**Working data**

================

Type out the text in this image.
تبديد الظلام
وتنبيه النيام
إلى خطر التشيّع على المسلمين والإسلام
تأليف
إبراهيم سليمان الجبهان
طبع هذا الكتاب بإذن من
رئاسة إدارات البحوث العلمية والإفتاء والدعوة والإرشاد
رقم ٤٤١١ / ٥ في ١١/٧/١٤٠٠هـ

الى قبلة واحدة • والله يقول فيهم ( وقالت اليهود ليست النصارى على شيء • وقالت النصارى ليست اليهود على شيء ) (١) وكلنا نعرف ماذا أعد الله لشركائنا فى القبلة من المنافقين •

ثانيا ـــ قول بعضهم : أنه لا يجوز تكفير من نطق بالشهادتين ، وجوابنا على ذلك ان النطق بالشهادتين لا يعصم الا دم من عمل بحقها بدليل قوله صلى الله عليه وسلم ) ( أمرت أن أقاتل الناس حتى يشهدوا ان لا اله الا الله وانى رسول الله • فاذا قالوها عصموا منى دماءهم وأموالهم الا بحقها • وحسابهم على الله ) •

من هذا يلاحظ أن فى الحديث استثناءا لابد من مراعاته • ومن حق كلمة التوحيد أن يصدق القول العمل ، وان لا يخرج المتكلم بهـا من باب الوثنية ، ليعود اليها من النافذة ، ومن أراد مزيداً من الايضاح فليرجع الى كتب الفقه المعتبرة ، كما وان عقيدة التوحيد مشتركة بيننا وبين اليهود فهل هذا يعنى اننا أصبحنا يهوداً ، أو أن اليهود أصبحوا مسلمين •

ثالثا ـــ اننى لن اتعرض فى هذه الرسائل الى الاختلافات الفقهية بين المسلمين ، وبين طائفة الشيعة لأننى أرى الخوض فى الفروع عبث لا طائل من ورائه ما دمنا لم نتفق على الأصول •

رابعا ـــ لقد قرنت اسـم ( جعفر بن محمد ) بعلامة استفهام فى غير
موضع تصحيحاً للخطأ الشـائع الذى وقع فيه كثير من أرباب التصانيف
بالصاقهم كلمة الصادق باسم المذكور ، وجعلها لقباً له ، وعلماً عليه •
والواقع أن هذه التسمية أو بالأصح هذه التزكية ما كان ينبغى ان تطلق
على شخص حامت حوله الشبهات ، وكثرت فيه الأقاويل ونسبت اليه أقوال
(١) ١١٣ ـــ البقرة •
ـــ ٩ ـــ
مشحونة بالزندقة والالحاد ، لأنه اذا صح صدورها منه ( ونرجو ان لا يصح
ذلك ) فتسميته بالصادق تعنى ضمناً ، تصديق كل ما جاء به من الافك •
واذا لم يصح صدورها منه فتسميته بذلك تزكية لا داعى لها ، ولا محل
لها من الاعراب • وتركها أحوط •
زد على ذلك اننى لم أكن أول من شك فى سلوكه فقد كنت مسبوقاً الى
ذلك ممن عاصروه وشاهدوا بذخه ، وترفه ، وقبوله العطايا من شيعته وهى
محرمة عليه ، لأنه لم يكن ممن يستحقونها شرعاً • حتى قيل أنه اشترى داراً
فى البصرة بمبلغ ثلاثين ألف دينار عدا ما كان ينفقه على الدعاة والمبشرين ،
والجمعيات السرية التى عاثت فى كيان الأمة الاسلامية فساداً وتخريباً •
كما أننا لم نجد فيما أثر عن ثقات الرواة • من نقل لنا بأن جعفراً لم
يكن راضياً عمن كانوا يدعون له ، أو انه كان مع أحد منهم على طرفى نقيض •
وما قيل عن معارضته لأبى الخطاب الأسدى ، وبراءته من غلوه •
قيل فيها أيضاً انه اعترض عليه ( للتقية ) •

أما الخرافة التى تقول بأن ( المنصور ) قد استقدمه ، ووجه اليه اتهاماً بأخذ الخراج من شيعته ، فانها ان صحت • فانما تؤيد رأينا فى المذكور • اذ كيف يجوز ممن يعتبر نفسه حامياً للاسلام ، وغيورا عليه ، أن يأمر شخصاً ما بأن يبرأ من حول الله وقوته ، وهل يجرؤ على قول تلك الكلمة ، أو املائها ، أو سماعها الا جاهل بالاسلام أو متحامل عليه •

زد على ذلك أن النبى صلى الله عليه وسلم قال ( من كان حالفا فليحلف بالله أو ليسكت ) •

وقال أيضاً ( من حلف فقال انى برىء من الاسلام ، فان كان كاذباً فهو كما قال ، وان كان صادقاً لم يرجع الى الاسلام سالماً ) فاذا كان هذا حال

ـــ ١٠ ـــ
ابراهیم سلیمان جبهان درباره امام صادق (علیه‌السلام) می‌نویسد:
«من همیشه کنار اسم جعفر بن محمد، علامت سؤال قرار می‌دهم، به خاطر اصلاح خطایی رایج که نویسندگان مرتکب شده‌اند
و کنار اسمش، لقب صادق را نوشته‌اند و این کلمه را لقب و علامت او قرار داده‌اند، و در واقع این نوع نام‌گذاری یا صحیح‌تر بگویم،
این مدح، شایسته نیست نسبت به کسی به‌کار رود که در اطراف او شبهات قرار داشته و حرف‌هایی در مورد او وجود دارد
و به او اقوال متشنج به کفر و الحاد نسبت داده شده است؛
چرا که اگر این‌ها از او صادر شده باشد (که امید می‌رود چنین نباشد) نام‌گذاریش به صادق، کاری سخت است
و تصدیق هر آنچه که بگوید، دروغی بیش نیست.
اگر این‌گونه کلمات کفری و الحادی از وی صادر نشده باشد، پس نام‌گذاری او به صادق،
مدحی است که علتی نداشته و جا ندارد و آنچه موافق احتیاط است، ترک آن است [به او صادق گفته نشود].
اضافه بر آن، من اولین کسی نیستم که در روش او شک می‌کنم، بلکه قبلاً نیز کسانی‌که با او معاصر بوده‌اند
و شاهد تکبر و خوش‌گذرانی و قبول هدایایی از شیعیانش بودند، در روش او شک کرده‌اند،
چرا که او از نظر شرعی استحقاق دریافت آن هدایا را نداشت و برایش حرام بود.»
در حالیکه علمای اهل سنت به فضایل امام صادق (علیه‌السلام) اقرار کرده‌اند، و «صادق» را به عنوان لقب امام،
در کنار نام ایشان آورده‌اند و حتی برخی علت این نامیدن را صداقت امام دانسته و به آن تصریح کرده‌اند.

================

**The problem**
Which lines hold the string "المذكور"? List them all.

**Exercise response**
بالصاقهم كلمة الصادق باسم المذكور ، وجعلها لقباً له ، وعلماً عليه •
أما الخرافة التى تقول بأن ( المنصور ) قد استقدمه ، ووجه اليه اتهاماً بأخذ الخراج من شيعته ، فانها ان صحت • فانما تؤيد رأينا فى المذكور • اذ كيف يجوز ممن يعتبر نفسه حامياً للاسلام ، وغيورا عليه ، أن يأمر شخصاً ما بأن يبرأ من حول الله وقوته ، وهل يجرؤ على قول تلك الكلمة ، أو املائها ، أو سماعها الا جاهل بالاسلام أو متحامل عليه •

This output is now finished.